• _Page_:
**********
January 16, 2018 Falcon Lake State Park, Texas

Long-billed Thrasher
Long-billed Thrasher

Same Birds From a Different Perspective

Warning: A long post today, and it is birds again, for those that do not share my interest in the subject.

The Setup
The Setup

With a limited variety of avian subjects available at my site, I thought I might try something new and go for a new perspective to add a little something different to my images. So I borrowed Sam’s quilt and pillow from the back of the Prius, pulled a dinette cushion from the motorhome, and tried to make as comfortable a setup as possible for myself on the concrete pad at my campsite. This to give me a new, lower, and hopefully more interesting perspective on my feathered friends. Note my trusty slingshot on the picnic table bench, more on that later.

The Cleanup Crew ( Javelinas )
The Cleanup Crew ( Javelinas )

What I had failed to consider when I decided to go this route were my neighbors, the parks’ resident javelina population. These guys have been coming in to clean up all the leftover seed on the ground since the first day I set up my feeding station. As soon as I stop shooting for the day, I take in all the feeders, since the javelinas have no problem knocking over the posts that may hold feeders or standing on their hind legs to get at feeders in the bushes or the lower branches of the short trees around the perimeter of the feeding area.

Javelina Mom and Young
Javelina Mom and Young

For the most part, the females and their young have been no real threat and after a few warning shots of pebbles from the slingshot, they have been easily discouraged  from entering the yard while I am photographing.

Javelina
Javelina

However, there are a couple large boars who are a bit more aggressive and tend to take objection to my training methods ( slingshot ). On a couple of occasions , these fellows have not only stood their ground, but have aggressively challenged me after I had attempted to dissuade them from feeding while I was photographing the birds. They have bluff charged me, snapping and popping their gums, only stopping about fifteen feet away from where I was standing ( which, by the way, was with the picnic table between us and I within arms length of my open motorhome door, after all I may not be wise, but I’m not stupid ), so these guys have gotten my heart pumping on a couple of occasions.

Well, one afternoon while laying out prone on my concrete pad, a movement to my immediate right caught my eye and I turned to find a female and her young silently walking past me to check out the opportunity to feed. I could have reached out and touched her … she was that close! When I moved, she was probably as scared as I was, and she bolted out of the yard into the surrounding bush, with her young one right on her tail. At that point it occurred to me that had it been one of the aggressive males rather than this more docile female, the outcome may have been quite different. The encounter made me think it prudent to not put myself in this potentially hazardous position again, so these are most likely the only ground level bird shots I will get here.

Olive Sparrow
Olive Sparrow

The Olive Sparrow is a creature of the edge, almost always staying in the shadows of the underbrush, just every now and then darting out a bit to grab a morsel, then quickly retreating to the safety of cover. Initially, I thought this staying in the shadows would make for some tough shots, but the more I looked for moments where there were some highlights on the shadowed bird, the more I  grew to attempt more of these shots, and ended up quite pleased with the results.
**********
• _What is being asked_:
Please answer these questions about the birding post above:
1. What did the writer borrow from the back of the Prius?
2. About how far away did the boars stop when they bluff charged?
3. Where does the Olive Sparrow almost always stay?

• _Information provided_:
**********
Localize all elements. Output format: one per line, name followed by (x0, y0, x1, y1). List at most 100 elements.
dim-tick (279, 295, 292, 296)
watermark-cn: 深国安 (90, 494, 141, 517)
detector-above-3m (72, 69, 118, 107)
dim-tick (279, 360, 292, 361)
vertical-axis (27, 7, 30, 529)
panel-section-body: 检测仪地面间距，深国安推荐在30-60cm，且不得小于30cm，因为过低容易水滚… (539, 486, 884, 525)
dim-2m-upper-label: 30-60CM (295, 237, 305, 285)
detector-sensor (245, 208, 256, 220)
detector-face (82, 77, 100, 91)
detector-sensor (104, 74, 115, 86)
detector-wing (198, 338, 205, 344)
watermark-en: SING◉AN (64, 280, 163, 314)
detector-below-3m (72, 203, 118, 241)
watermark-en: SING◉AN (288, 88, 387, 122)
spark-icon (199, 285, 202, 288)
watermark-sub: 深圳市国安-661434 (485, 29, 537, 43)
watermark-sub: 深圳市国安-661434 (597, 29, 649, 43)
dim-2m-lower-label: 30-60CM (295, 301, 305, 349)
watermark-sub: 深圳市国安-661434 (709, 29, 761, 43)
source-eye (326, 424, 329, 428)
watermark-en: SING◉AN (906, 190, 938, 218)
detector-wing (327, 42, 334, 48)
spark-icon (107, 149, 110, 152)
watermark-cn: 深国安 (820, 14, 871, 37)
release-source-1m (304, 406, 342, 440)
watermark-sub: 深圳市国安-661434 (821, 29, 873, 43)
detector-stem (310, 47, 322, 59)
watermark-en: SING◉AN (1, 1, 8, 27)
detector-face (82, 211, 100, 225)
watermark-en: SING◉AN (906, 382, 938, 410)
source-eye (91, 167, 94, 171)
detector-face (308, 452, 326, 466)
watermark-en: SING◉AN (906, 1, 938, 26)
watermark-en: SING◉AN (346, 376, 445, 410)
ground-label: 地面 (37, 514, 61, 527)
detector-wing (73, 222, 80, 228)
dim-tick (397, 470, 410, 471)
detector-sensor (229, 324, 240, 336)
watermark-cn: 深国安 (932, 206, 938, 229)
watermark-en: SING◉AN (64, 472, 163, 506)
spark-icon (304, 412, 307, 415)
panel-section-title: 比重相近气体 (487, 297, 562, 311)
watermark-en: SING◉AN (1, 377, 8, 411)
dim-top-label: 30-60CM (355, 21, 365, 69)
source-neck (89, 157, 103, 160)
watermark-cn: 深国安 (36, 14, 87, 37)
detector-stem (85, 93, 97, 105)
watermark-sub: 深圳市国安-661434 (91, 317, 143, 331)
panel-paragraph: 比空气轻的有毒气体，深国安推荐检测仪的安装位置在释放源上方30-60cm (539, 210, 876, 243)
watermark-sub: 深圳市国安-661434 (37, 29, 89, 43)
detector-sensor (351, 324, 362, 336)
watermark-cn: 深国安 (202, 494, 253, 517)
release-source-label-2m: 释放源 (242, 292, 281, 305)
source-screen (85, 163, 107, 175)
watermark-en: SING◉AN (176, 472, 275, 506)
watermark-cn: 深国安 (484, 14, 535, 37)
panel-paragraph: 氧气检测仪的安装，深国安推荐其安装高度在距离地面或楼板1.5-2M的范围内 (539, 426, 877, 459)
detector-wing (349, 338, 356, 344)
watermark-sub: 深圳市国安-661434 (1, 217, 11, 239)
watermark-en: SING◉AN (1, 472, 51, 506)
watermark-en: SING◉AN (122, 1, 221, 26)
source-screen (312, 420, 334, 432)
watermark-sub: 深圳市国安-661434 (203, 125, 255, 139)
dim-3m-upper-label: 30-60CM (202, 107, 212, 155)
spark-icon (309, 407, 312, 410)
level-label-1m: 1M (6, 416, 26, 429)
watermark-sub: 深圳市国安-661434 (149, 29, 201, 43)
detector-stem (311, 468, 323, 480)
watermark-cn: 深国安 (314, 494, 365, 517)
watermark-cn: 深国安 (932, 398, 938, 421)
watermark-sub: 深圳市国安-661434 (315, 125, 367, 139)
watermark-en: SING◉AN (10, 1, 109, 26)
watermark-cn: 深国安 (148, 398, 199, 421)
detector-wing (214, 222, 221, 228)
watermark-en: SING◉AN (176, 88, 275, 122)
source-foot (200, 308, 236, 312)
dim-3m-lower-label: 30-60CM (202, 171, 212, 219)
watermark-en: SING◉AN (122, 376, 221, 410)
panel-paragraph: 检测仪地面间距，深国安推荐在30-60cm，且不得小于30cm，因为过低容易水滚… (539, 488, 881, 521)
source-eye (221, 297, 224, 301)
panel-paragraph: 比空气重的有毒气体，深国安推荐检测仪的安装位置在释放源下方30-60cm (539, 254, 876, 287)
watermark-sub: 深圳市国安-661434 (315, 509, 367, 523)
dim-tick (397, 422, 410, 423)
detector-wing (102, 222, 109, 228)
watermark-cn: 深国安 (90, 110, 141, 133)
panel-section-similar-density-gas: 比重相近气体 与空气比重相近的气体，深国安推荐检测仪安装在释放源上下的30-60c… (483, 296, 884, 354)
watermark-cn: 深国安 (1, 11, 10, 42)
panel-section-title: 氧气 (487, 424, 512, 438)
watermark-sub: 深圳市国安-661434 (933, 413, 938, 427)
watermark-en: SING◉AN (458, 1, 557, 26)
**********
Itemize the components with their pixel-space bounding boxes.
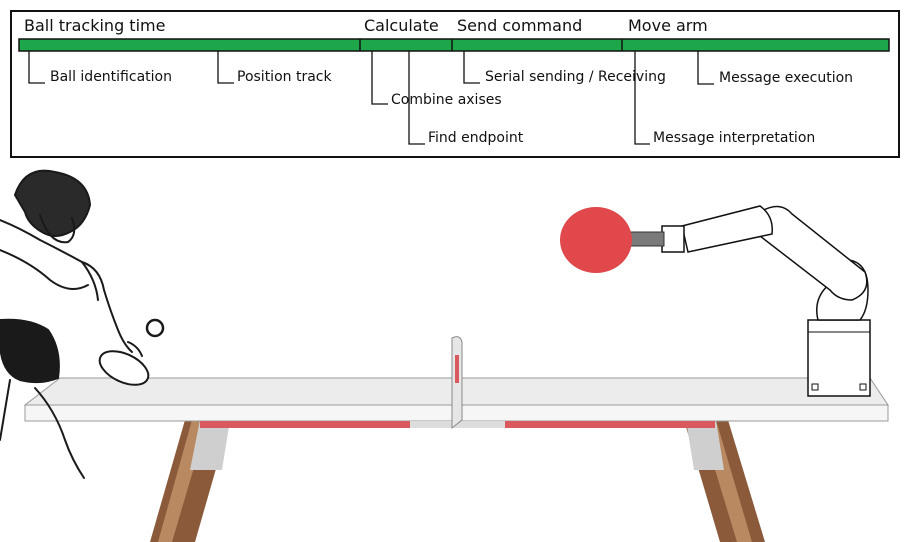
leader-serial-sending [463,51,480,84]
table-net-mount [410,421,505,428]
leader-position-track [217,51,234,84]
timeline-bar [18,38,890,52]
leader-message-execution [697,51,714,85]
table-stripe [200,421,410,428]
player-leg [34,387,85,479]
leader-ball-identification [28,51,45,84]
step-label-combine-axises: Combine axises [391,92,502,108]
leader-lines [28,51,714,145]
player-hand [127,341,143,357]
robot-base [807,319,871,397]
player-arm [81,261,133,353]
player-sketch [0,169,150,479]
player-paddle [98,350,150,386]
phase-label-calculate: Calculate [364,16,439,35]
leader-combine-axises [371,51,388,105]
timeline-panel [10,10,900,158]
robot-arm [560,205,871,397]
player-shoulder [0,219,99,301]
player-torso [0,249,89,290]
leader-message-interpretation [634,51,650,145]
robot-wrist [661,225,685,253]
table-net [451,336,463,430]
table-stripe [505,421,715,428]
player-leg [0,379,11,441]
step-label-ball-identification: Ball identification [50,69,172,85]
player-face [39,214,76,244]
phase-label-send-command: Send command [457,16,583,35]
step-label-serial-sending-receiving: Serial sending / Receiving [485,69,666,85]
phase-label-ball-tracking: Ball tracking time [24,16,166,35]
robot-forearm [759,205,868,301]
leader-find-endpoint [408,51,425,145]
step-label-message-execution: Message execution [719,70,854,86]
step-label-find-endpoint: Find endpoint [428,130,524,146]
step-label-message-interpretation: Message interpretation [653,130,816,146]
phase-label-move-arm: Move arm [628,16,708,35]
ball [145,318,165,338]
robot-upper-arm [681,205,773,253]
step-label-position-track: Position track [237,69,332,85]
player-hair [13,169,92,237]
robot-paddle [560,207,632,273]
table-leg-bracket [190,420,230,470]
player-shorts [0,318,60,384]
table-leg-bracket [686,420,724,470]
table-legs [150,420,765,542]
**********
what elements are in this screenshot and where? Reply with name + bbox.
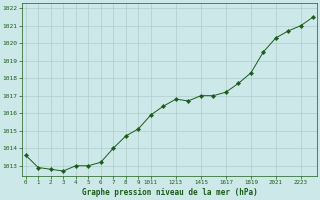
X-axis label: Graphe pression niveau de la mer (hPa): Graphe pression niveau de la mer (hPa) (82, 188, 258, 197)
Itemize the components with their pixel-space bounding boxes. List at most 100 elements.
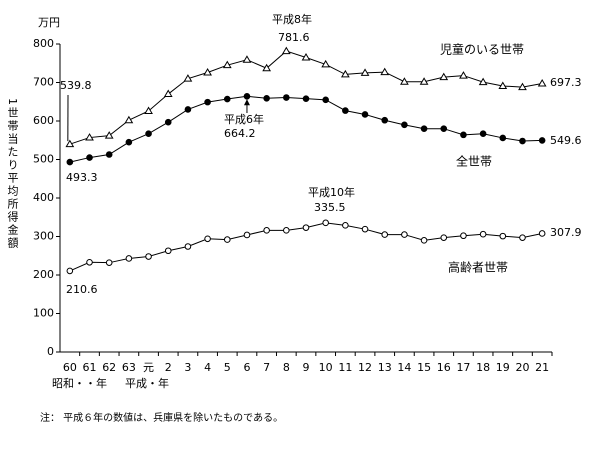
**********
• _Exercise solution_:
1. Sam's quilt and pillow
2. About fifteen feet
3. In the shadows of the underbrush